— Your task —
Locate every line in the records below that contains the word "time", and copy each one.

— Records for the task —
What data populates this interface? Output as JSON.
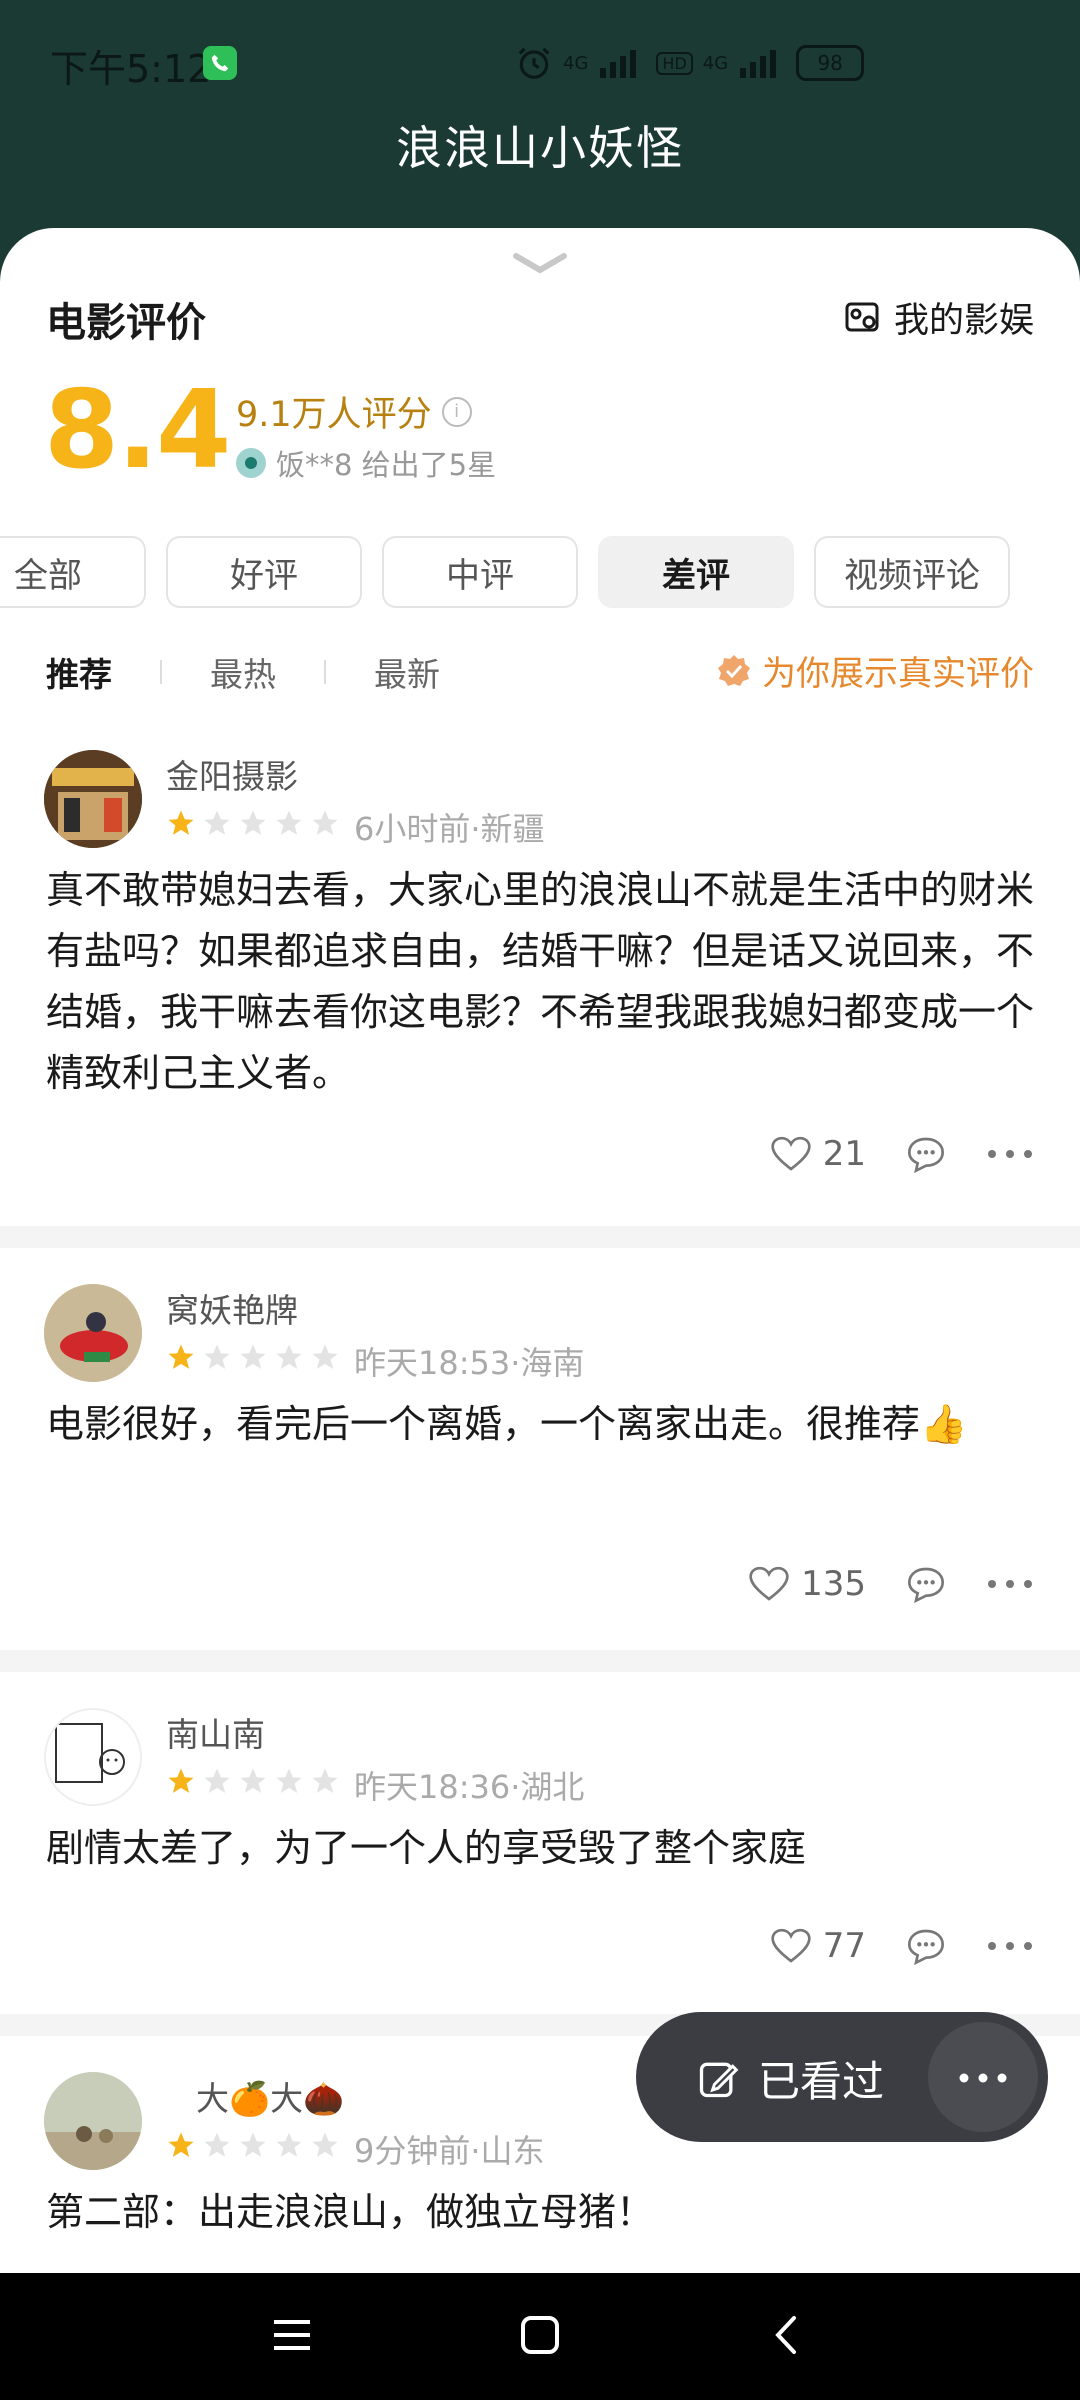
{
  "status": {
    "time": "下午5:12",
    "battery": "98",
    "net1": "4G",
    "net2": "HD",
    "net3": "4G"
  },
  "header": {
    "title": "浪浪山小妖怪"
  },
  "section": {
    "title": "电影评价",
    "my_movie": "我的影娱"
  },
  "rating": {
    "score": "8.4",
    "count": "9.1万人评分",
    "friend": "饭**8 给出了5星"
  },
  "filters": [
    "全部",
    "好评",
    "中评",
    "差评",
    "视频评论"
  ],
  "sorts": [
    "推荐",
    "最热",
    "最新"
  ],
  "real_label": "为你展示真实评价",
  "reviews": [
    {
      "name": "金阳摄影",
      "stars": 1,
      "time": "6小时前·新疆",
      "text": "真不敢带媳妇去看，大家心里的浪浪山不就是生活中的财米有盐吗？如果都追求自由，结婚干嘛？但是话又说回来，不结婚，我干嘛去看你这电影？不希望我跟我媳妇都变成一个精致利己主义者。",
      "likes": "21"
    },
    {
      "name": "窝妖艳牌",
      "stars": 1,
      "time": "昨天18:53·海南",
      "text": "电影很好，看完后一个离婚，一个离家出走。很推荐👍",
      "likes": "135"
    },
    {
      "name": "南山南",
      "stars": 1,
      "time": "昨天18:36·湖北",
      "text": "剧情太差了，为了一个人的享受毁了整个家庭",
      "likes": "77"
    },
    {
      "name": "大🍊大🌰",
      "stars": 1,
      "time": "9分钟前·山东",
      "text": "第二部：出走浪浪山，做独立母猪！",
      "likes": ""
    }
  ],
  "float": {
    "watched": "已看过"
  },
  "colors": {
    "header_bg": "#1b3a33",
    "score": "#f6b419",
    "accent": "#e6882d",
    "star_on": "#f6b419",
    "star_off": "#e3e3e3"
  }
}
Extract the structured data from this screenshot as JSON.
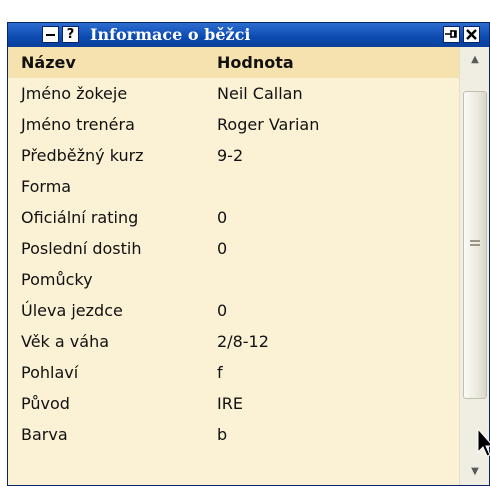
{
  "window": {
    "title": "Informace o běžci",
    "help_label": "?"
  },
  "table": {
    "headers": {
      "name": "Název",
      "value": "Hodnota"
    },
    "rows": [
      {
        "label": "Jméno žokeje",
        "value": "Neil Callan"
      },
      {
        "label": "Jméno trenéra",
        "value": "Roger Varian"
      },
      {
        "label": "Předběžný kurz",
        "value": "9-2"
      },
      {
        "label": "Forma",
        "value": ""
      },
      {
        "label": "Oficiální rating",
        "value": "0"
      },
      {
        "label": "Poslední dostih",
        "value": "0"
      },
      {
        "label": "Pomůcky",
        "value": ""
      },
      {
        "label": "Úleva jezdce",
        "value": "0"
      },
      {
        "label": "Věk a váha",
        "value": "2/8-12"
      },
      {
        "label": "Pohlaví",
        "value": "f"
      },
      {
        "label": "Původ",
        "value": "IRE"
      },
      {
        "label": "Barva",
        "value": "b"
      }
    ]
  },
  "colors": {
    "titlebar": "#0b4bb0",
    "header_row": "#f6e2ae",
    "body": "#fbf1d4"
  }
}
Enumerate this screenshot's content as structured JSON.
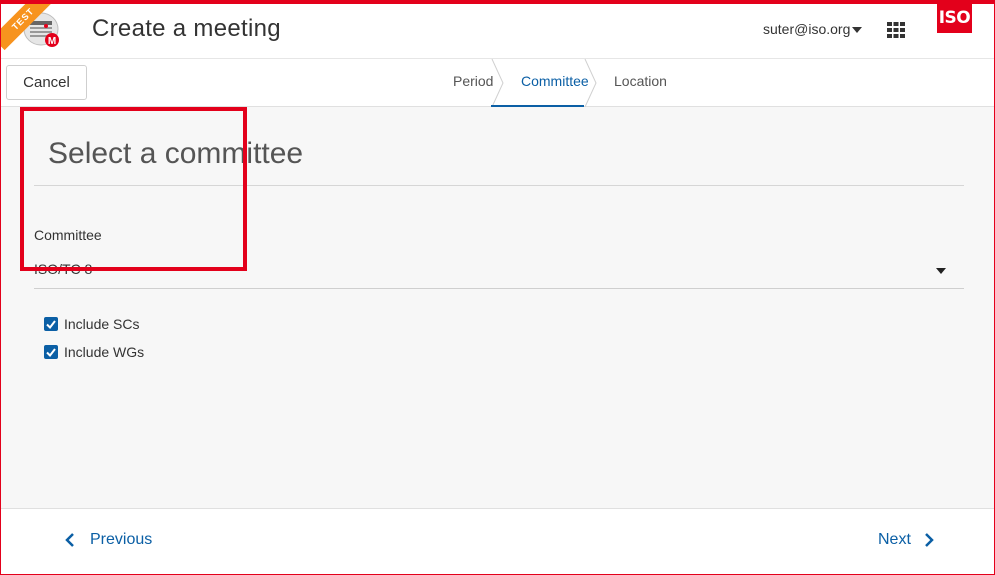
{
  "header": {
    "title": "Create a meeting",
    "badge": "TEST",
    "app_badge_letter": "M",
    "user_email": "suter@iso.org",
    "logo_text": "ISO"
  },
  "toolbar": {
    "cancel_label": "Cancel"
  },
  "steps": [
    {
      "label": "Period",
      "active": false
    },
    {
      "label": "Committee",
      "active": true
    },
    {
      "label": "Location",
      "active": false
    }
  ],
  "form": {
    "section_title": "Select a committee",
    "committee_label": "Committee",
    "committee_value": "ISO/TC 8",
    "include_scs_label": "Include SCs",
    "include_scs_checked": true,
    "include_wgs_label": "Include WGs",
    "include_wgs_checked": true
  },
  "footer": {
    "previous_label": "Previous",
    "next_label": "Next"
  },
  "colors": {
    "accent": "#0b5fa5",
    "brand_red": "#e3001b",
    "test_orange": "#f7931e",
    "content_bg": "#f7f7f7"
  },
  "icons": {
    "app_logo": "calendar-meeting-icon",
    "user_menu": "caret-down-icon",
    "apps": "grid-icon",
    "select": "caret-down-icon",
    "previous": "chevron-left-icon",
    "next": "chevron-right-icon"
  }
}
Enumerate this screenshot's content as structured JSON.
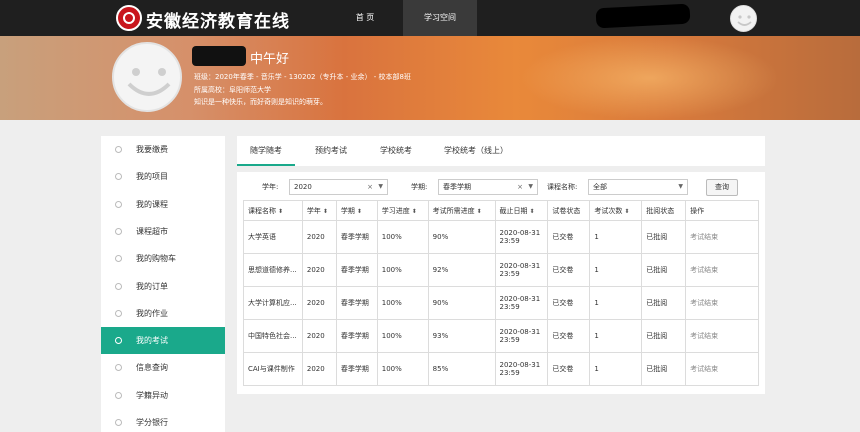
{
  "header": {
    "site_title": "安徽经济教育在线",
    "nav": [
      "首 页",
      "学习空间"
    ]
  },
  "banner": {
    "greeting": "中午好",
    "class_info": "班级：2020年春季 - 音乐学 - 130202（专升本 - 业余） - 校本部8班",
    "school": "所属高校：阜阳师范大学",
    "motto": "知识是一种快乐，而好奇则是知识的萌芽。"
  },
  "sidebar": {
    "items": [
      {
        "label": "我要缴费"
      },
      {
        "label": "我的项目"
      },
      {
        "label": "我的课程"
      },
      {
        "label": "课程超市"
      },
      {
        "label": "我的购物车"
      },
      {
        "label": "我的订单"
      },
      {
        "label": "我的作业"
      },
      {
        "label": "我的考试"
      },
      {
        "label": "信息查询"
      },
      {
        "label": "学籍异动"
      },
      {
        "label": "学分银行"
      }
    ],
    "active_index": 7
  },
  "tabs": [
    "随学随考",
    "预约考试",
    "学校统考",
    "学校统考（线上）"
  ],
  "filters": {
    "year_label": "学年:",
    "year_value": "2020",
    "term_label": "学期:",
    "term_value": "春季学期",
    "course_label": "课程名称:",
    "course_value": "全部",
    "query_button": "查询"
  },
  "table": {
    "headers": [
      "课程名称",
      "学年",
      "学期",
      "学习进度",
      "考试所需进度",
      "截止日期",
      "试卷状态",
      "考试次数",
      "批阅状态",
      "操作"
    ],
    "sortable": [
      true,
      true,
      true,
      true,
      true,
      true,
      false,
      true,
      false,
      false
    ],
    "rows": [
      [
        "大学英语",
        "2020",
        "春季学期",
        "100%",
        "90%",
        "2020-08-31 23:59",
        "已交卷",
        "1",
        "已批阅",
        "考试结束"
      ],
      [
        "思想道德修养...",
        "2020",
        "春季学期",
        "100%",
        "92%",
        "2020-08-31 23:59",
        "已交卷",
        "1",
        "已批阅",
        "考试结束"
      ],
      [
        "大学计算机应...",
        "2020",
        "春季学期",
        "100%",
        "90%",
        "2020-08-31 23:59",
        "已交卷",
        "1",
        "已批阅",
        "考试结束"
      ],
      [
        "中国特色社会...",
        "2020",
        "春季学期",
        "100%",
        "93%",
        "2020-08-31 23:59",
        "已交卷",
        "1",
        "已批阅",
        "考试结束"
      ],
      [
        "CAI与课件制作",
        "2020",
        "春季学期",
        "100%",
        "85%",
        "2020-08-31 23:59",
        "已交卷",
        "1",
        "已批阅",
        "考试结束"
      ]
    ]
  },
  "colors": {
    "accent": "#1aa98b",
    "topbar": "#1f1f1f",
    "brand_red": "#c8161d"
  }
}
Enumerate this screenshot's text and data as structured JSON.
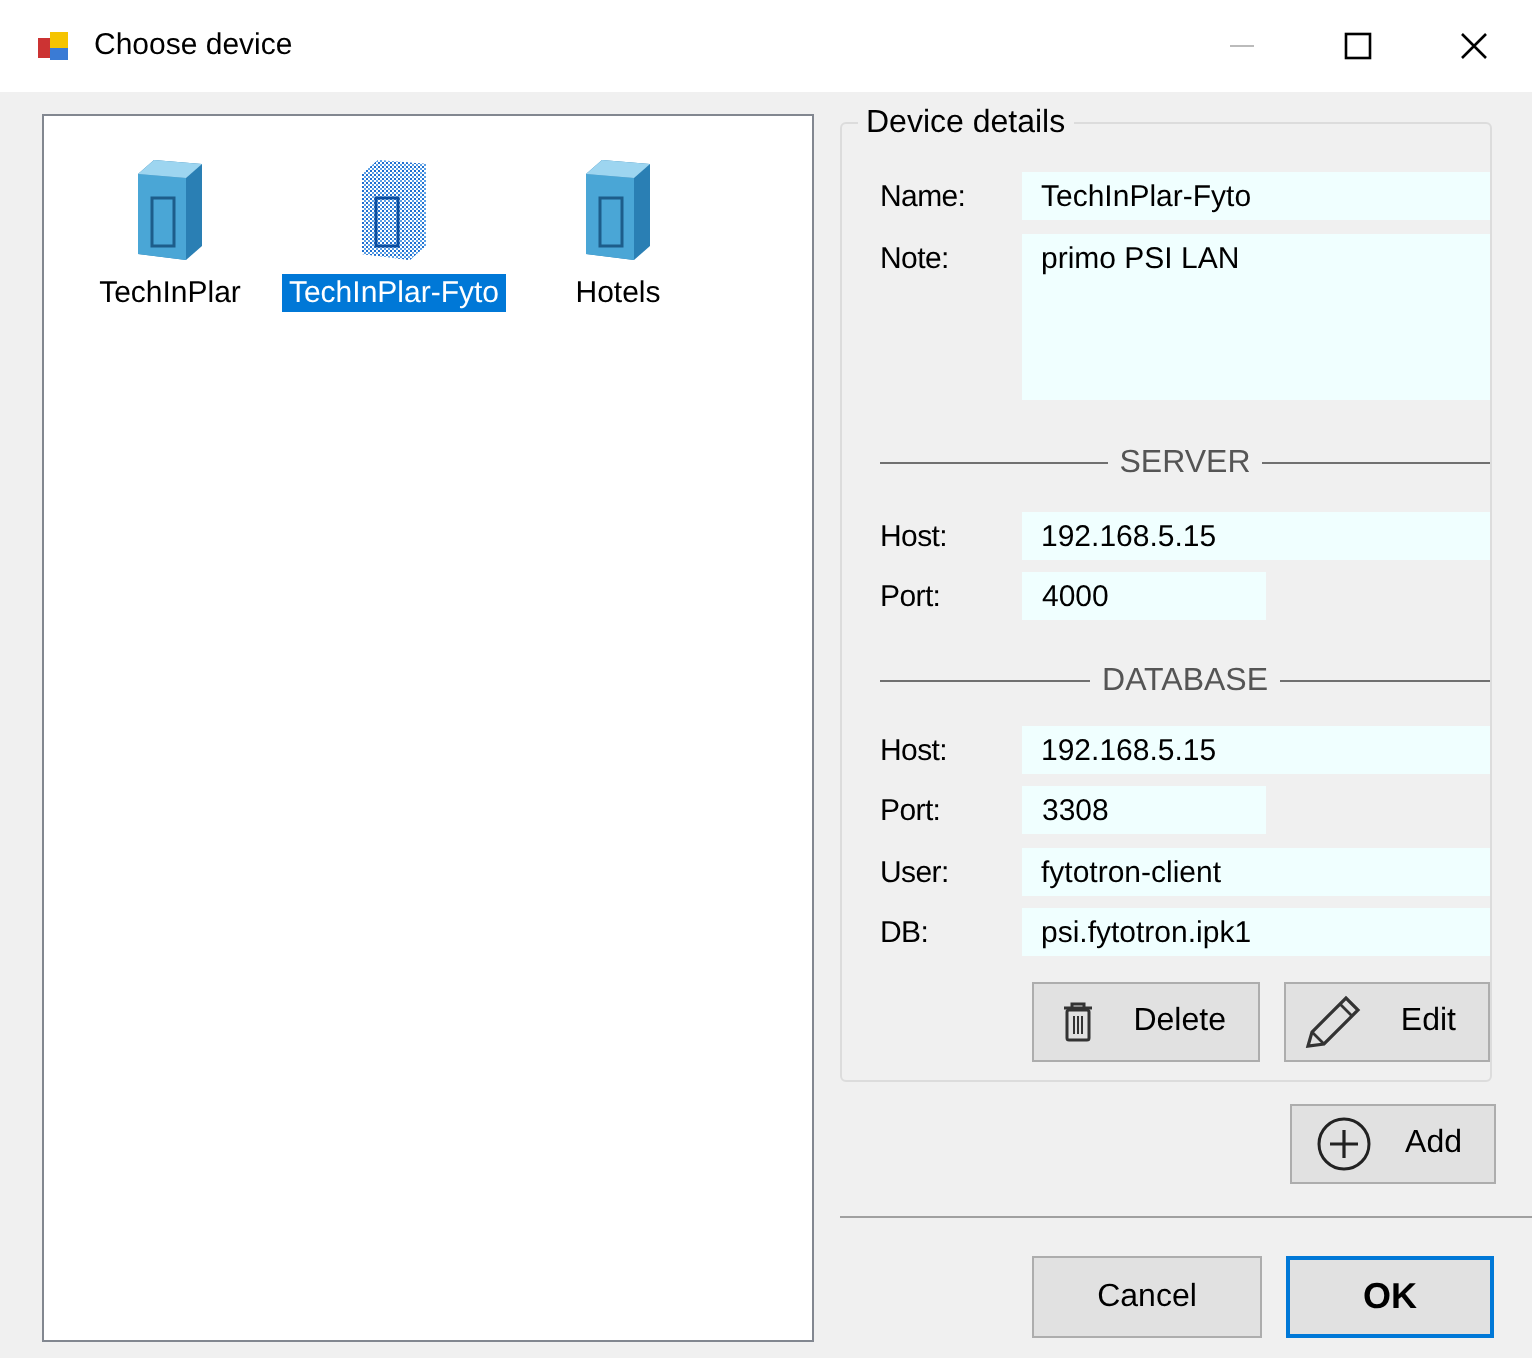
{
  "window": {
    "title": "Choose device"
  },
  "devices": [
    {
      "label": "TechInPlar",
      "selected": false
    },
    {
      "label": "TechInPlar-Fyto",
      "selected": true
    },
    {
      "label": "Hotels",
      "selected": false
    }
  ],
  "details": {
    "title": "Device details",
    "groups": [
      {
        "fields": [
          {
            "label": "Name:",
            "value": "TechInPlar-Fyto",
            "kind": "wide"
          },
          {
            "label": "Note:",
            "value": "primo PSI LAN",
            "kind": "note"
          }
        ]
      },
      {
        "heading": "SERVER",
        "fields": [
          {
            "label": "Host:",
            "value": "192.168.5.15",
            "kind": "wide"
          },
          {
            "label": "Port:",
            "value": "4000",
            "kind": "short"
          }
        ]
      },
      {
        "heading": "DATABASE",
        "fields": [
          {
            "label": "Host:",
            "value": "192.168.5.15",
            "kind": "wide"
          },
          {
            "label": "Port:",
            "value": "3308",
            "kind": "short"
          },
          {
            "label": "User:",
            "value": "fytotron-client",
            "kind": "wide"
          },
          {
            "label": "DB:",
            "value": "psi.fytotron.ipk1",
            "kind": "wide"
          }
        ]
      }
    ],
    "buttons": [
      {
        "label": "Delete"
      },
      {
        "label": "Edit"
      }
    ]
  },
  "add_button": {
    "label": "Add"
  },
  "dialog_buttons": [
    {
      "label": "Cancel",
      "default": false
    },
    {
      "label": "OK",
      "default": true
    }
  ]
}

— Result below —
    "time": "下午5:12",
      "time": "6小时前·新疆",
      "time": "昨天18:53·海南",
      "time": "昨天18:36·湖北",
      "time": "9分钟前·山东",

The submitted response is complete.